面接で必ず聞かれる3つの質問と、落ちる人の典型的な失敗回答

8年で1000名以上の候補者を支援してきた中で、空白期間について面接で聞かれる質問は大きく3パターンに集約される。そして、落ちる人の答え方にも共通構造がある。

質問①「この期間は何をされていましたか?」

最も多い質問。シンプルだが、ここで失敗する人が一番多い。

落ちる答え方:「体調を崩してしまい、療養していました……」と、声が小さくなりながら終わる。事実だけ述べて、その後のアクションに触れない。面接官は「で、今は大丈夫なの?」と聞きたいのに、候補者側が防御姿勢に入ってしまう。

受かる答え方の構造:「理由→回復→学び→現在の状態」の4要素を30秒以内で伝える。

例:「前職で体調を崩し、3ヶ月の休職を経て退職しました。その後は主治医の指導のもと回復に専念し、並行して〇〇の勉強を進めていました。現在は完全に回復しており、週5日のフルタイム勤務に問題ありません」。ポイントは「現在の状態」を断言で締めること。語尾を曖昧にしない。

質問②「なぜ転職活動を始めるまでに時間がかかったのですか?」

空白が半年以上の場合、ほぼ確実に飛んでくる。面接官が知りたいのは「計画性があるか」だ。

落ちる答え方:「なんとなく休んでいたら時間が経ってしまって……」。無計画に見える。面接官の懸念「意欲が低いのでは」を直撃する。

受かる答え方の構造:「まず〇〇をして、次に△△に取り組み、□□が整ったタイミングで活動を開始した」と、時系列に区切って説明する。実際に何をしていたかより、「区切りをつけて動いた」というプロセスの説明が重要になる。

質問③「今後、同じことが起きた場合はどう対処しますか?」

休職経験がある場合に聞かれやすい。再発リスクへの懸念(47.5%)に対応する質問だ。

落ちる答え方:「もう大丈夫です、頑張ります」。根拠がない精神論。面接官には「また同じパターンになりそう」と映る。

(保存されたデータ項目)
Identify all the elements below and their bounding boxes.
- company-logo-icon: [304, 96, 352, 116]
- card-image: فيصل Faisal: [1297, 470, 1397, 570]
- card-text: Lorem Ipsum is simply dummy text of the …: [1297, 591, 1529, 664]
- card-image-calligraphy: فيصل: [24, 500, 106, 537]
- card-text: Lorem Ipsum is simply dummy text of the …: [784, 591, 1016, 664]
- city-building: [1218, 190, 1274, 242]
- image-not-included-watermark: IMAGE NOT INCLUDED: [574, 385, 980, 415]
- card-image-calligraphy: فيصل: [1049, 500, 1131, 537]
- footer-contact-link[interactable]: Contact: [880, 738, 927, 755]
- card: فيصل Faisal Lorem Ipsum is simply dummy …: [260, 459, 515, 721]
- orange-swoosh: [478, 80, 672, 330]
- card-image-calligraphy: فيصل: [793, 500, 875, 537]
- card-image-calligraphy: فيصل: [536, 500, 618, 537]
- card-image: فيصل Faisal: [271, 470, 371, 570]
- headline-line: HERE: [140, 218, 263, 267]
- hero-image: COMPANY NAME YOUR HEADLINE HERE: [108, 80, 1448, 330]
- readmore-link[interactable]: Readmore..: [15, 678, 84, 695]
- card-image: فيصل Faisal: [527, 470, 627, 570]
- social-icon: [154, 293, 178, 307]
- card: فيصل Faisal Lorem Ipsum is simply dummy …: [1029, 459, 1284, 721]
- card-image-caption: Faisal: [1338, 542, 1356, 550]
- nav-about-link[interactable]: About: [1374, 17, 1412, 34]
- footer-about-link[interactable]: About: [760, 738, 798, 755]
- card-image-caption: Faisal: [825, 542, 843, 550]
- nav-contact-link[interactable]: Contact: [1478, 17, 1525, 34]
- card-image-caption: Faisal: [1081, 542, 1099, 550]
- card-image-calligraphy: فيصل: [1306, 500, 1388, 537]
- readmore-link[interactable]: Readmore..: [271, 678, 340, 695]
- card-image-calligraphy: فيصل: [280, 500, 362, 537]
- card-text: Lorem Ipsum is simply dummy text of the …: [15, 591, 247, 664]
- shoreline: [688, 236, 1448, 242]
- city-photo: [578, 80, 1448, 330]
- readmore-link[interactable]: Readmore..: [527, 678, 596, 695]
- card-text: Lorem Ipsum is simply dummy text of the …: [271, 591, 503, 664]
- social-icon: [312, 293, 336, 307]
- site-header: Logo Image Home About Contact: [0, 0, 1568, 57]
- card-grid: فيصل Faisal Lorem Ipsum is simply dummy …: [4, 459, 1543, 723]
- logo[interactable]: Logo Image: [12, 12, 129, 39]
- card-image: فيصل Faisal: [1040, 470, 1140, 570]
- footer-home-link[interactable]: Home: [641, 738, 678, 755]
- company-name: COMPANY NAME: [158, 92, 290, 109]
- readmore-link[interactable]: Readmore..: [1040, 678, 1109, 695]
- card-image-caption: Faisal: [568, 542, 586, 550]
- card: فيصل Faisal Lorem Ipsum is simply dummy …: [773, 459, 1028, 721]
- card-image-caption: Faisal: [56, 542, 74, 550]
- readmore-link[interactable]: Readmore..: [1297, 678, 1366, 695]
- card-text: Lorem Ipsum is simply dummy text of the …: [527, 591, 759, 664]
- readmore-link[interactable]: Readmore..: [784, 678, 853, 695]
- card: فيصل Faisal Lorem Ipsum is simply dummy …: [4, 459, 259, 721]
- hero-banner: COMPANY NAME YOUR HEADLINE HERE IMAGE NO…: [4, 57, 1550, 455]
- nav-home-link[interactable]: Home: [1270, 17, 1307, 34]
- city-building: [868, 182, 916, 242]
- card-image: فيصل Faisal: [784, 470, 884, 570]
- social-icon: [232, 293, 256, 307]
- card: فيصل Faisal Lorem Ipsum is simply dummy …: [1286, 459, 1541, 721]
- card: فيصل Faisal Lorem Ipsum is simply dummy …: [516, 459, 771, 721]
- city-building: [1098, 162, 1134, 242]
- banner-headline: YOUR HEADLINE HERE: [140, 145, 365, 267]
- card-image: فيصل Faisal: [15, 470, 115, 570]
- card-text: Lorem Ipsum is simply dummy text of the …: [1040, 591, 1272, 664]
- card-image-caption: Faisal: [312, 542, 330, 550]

練習問題:
上の本文について、次の問いに答えなさい。
1. 質問①の受かる答え方で、30秒以内に伝える4つの要素は何か。
2. 質問②がほぼ確実に聞かれるのは、空白がどれくらいの場合か。
3. 質問③が聞かれやすいのは、どのような経験がある場合か。

解答:
1. 理由、回復、学び、現在の状態
2. 空白が半年以上の場合
3. 休職経験がある場合